== Segment start ==

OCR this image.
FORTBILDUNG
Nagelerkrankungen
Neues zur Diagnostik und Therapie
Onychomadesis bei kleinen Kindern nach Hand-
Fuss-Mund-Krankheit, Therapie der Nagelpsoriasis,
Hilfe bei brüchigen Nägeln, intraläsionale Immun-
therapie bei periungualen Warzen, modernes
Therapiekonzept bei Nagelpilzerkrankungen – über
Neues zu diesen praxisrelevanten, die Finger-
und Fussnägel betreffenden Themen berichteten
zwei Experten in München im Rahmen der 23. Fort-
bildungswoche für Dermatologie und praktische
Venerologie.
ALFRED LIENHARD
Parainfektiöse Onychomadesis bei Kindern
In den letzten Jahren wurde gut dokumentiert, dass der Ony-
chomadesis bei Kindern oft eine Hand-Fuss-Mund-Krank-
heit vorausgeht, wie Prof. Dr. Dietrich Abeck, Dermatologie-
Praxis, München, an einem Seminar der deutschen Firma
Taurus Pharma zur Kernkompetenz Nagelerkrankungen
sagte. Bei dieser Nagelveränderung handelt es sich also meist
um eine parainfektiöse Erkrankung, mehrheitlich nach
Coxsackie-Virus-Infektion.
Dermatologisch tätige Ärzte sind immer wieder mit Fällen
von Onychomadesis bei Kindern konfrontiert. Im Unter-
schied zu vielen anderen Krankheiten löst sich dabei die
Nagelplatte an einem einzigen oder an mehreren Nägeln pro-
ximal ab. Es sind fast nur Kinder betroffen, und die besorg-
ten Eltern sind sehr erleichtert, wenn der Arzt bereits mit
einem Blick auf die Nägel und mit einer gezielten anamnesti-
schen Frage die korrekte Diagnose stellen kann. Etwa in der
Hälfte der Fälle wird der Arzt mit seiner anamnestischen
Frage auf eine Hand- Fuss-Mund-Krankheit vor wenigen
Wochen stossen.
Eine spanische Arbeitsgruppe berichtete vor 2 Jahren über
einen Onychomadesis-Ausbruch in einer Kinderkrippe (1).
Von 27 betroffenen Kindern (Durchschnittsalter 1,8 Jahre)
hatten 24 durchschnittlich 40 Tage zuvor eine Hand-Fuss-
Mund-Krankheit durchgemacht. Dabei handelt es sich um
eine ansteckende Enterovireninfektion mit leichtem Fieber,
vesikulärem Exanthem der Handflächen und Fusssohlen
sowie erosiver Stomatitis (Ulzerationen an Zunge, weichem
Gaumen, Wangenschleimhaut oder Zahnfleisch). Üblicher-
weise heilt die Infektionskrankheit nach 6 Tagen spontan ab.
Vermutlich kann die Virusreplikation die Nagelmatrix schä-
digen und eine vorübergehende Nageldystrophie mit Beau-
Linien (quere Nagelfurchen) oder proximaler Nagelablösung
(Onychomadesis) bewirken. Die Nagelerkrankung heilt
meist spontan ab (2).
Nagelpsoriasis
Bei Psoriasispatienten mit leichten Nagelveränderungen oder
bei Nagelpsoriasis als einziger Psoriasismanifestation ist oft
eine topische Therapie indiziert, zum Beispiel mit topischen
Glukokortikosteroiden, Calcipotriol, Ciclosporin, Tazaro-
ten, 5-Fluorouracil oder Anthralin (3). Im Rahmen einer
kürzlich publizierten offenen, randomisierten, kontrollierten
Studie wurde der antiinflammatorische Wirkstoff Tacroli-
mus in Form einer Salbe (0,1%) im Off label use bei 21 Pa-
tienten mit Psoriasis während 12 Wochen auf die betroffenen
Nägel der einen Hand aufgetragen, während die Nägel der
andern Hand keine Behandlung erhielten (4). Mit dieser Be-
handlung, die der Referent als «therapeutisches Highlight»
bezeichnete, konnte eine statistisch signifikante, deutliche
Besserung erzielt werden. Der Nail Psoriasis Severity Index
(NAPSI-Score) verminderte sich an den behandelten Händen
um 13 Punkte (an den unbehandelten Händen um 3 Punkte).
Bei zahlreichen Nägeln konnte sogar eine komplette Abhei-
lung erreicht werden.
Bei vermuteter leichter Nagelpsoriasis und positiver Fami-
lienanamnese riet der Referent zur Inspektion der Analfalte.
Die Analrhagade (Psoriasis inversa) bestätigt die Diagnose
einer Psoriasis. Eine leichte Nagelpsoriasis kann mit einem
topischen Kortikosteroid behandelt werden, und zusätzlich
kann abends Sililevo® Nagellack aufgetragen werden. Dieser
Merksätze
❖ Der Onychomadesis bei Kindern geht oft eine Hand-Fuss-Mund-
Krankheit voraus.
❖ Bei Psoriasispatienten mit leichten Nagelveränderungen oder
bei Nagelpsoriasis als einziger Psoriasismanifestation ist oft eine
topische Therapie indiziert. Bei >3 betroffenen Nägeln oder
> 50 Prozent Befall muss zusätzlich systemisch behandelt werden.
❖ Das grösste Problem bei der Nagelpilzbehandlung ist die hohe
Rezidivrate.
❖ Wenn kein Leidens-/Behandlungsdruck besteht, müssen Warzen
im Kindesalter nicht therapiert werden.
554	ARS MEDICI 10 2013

== Segment end ==

▶ **TASK DIRECTIONS**
Each record needs to be given again exactly.

▶ **FINISHED EXERCISE**
OCR this image.
FORTBILDUNG
Nagelerkrankungen
Neues zur Diagnostik und Therapie
Onychomadesis bei kleinen Kindern nach Hand-
Fuss-Mund-Krankheit, Therapie der Nagelpsoriasis,
Hilfe bei brüchigen Nägeln, intraläsionale Immun-
therapie bei periungualen Warzen, modernes
Therapiekonzept bei Nagelpilzerkrankungen – über
Neues zu diesen praxisrelevanten, die Finger-
und Fussnägel betreffenden Themen berichteten
zwei Experten in München im Rahmen der 23. Fort-
bildungswoche für Dermatologie und praktische
Venerologie.
ALFRED LIENHARD
Parainfektiöse Onychomadesis bei Kindern
In den letzten Jahren wurde gut dokumentiert, dass der Ony-
chomadesis bei Kindern oft eine Hand-Fuss-Mund-Krank-
heit vorausgeht, wie Prof. Dr. Dietrich Abeck, Dermatologie-
Praxis, München, an einem Seminar der deutschen Firma
Taurus Pharma zur Kernkompetenz Nagelerkrankungen
sagte. Bei dieser Nagelveränderung handelt es sich also meist
um eine parainfektiöse Erkrankung, mehrheitlich nach
Coxsackie-Virus-Infektion.
Dermatologisch tätige Ärzte sind immer wieder mit Fällen
von Onychomadesis bei Kindern konfrontiert. Im Unter-
schied zu vielen anderen Krankheiten löst sich dabei die
Nagelplatte an einem einzigen oder an mehreren Nägeln pro-
ximal ab. Es sind fast nur Kinder betroffen, und die besorg-
ten Eltern sind sehr erleichtert, wenn der Arzt bereits mit
einem Blick auf die Nägel und mit einer gezielten anamnesti-
schen Frage die korrekte Diagnose stellen kann. Etwa in der
Hälfte der Fälle wird der Arzt mit seiner anamnestischen
Frage auf eine Hand- Fuss-Mund-Krankheit vor wenigen
Wochen stossen.
Eine spanische Arbeitsgruppe berichtete vor 2 Jahren über
einen Onychomadesis-Ausbruch in einer Kinderkrippe (1).
Von 27 betroffenen Kindern (Durchschnittsalter 1,8 Jahre)
hatten 24 durchschnittlich 40 Tage zuvor eine Hand-Fuss-
Mund-Krankheit durchgemacht. Dabei handelt es sich um
eine ansteckende Enterovireninfektion mit leichtem Fieber,
vesikulärem Exanthem der Handflächen und Fusssohlen
sowie erosiver Stomatitis (Ulzerationen an Zunge, weichem
Gaumen, Wangenschleimhaut oder Zahnfleisch). Üblicher-
weise heilt die Infektionskrankheit nach 6 Tagen spontan ab.
Vermutlich kann die Virusreplikation die Nagelmatrix schä-
digen und eine vorübergehende Nageldystrophie mit Beau-
Linien (quere Nagelfurchen) oder proximaler Nagelablösung
(Onychomadesis) bewirken. Die Nagelerkrankung heilt
meist spontan ab (2).
Nagelpsoriasis
Bei Psoriasispatienten mit leichten Nagelveränderungen oder
bei Nagelpsoriasis als einziger Psoriasismanifestation ist oft
eine topische Therapie indiziert, zum Beispiel mit topischen
Glukokortikosteroiden, Calcipotriol, Ciclosporin, Tazaro-
ten, 5-Fluorouracil oder Anthralin (3). Im Rahmen einer
kürzlich publizierten offenen, randomisierten, kontrollierten
Studie wurde der antiinflammatorische Wirkstoff Tacroli-
mus in Form einer Salbe (0,1%) im Off label use bei 21 Pa-
tienten mit Psoriasis während 12 Wochen auf die betroffenen
Nägel der einen Hand aufgetragen, während die Nägel der
andern Hand keine Behandlung erhielten (4). Mit dieser Be-
handlung, die der Referent als «therapeutisches Highlight»
bezeichnete, konnte eine statistisch signifikante, deutliche
Besserung erzielt werden. Der Nail Psoriasis Severity Index
(NAPSI-Score) verminderte sich an den behandelten Händen
um 13 Punkte (an den unbehandelten Händen um 3 Punkte).
Bei zahlreichen Nägeln konnte sogar eine komplette Abhei-
lung erreicht werden.
Bei vermuteter leichter Nagelpsoriasis und positiver Fami-
lienanamnese riet der Referent zur Inspektion der Analfalte.
Die Analrhagade (Psoriasis inversa) bestätigt die Diagnose
einer Psoriasis. Eine leichte Nagelpsoriasis kann mit einem
topischen Kortikosteroid behandelt werden, und zusätzlich
kann abends Sililevo® Nagellack aufgetragen werden. Dieser
Merksätze
❖ Der Onychomadesis bei Kindern geht oft eine Hand-Fuss-Mund-
Krankheit voraus.
❖ Bei Psoriasispatienten mit leichten Nagelveränderungen oder
bei Nagelpsoriasis als einziger Psoriasismanifestation ist oft eine
topische Therapie indiziert. Bei >3 betroffenen Nägeln oder
> 50 Prozent Befall muss zusätzlich systemisch behandelt werden.
❖ Das grösste Problem bei der Nagelpilzbehandlung ist die hohe
Rezidivrate.
❖ Wenn kein Leidens-/Behandlungsdruck besteht, müssen Warzen
im Kindesalter nicht therapiert werden.
554	ARS MEDICI 10 2013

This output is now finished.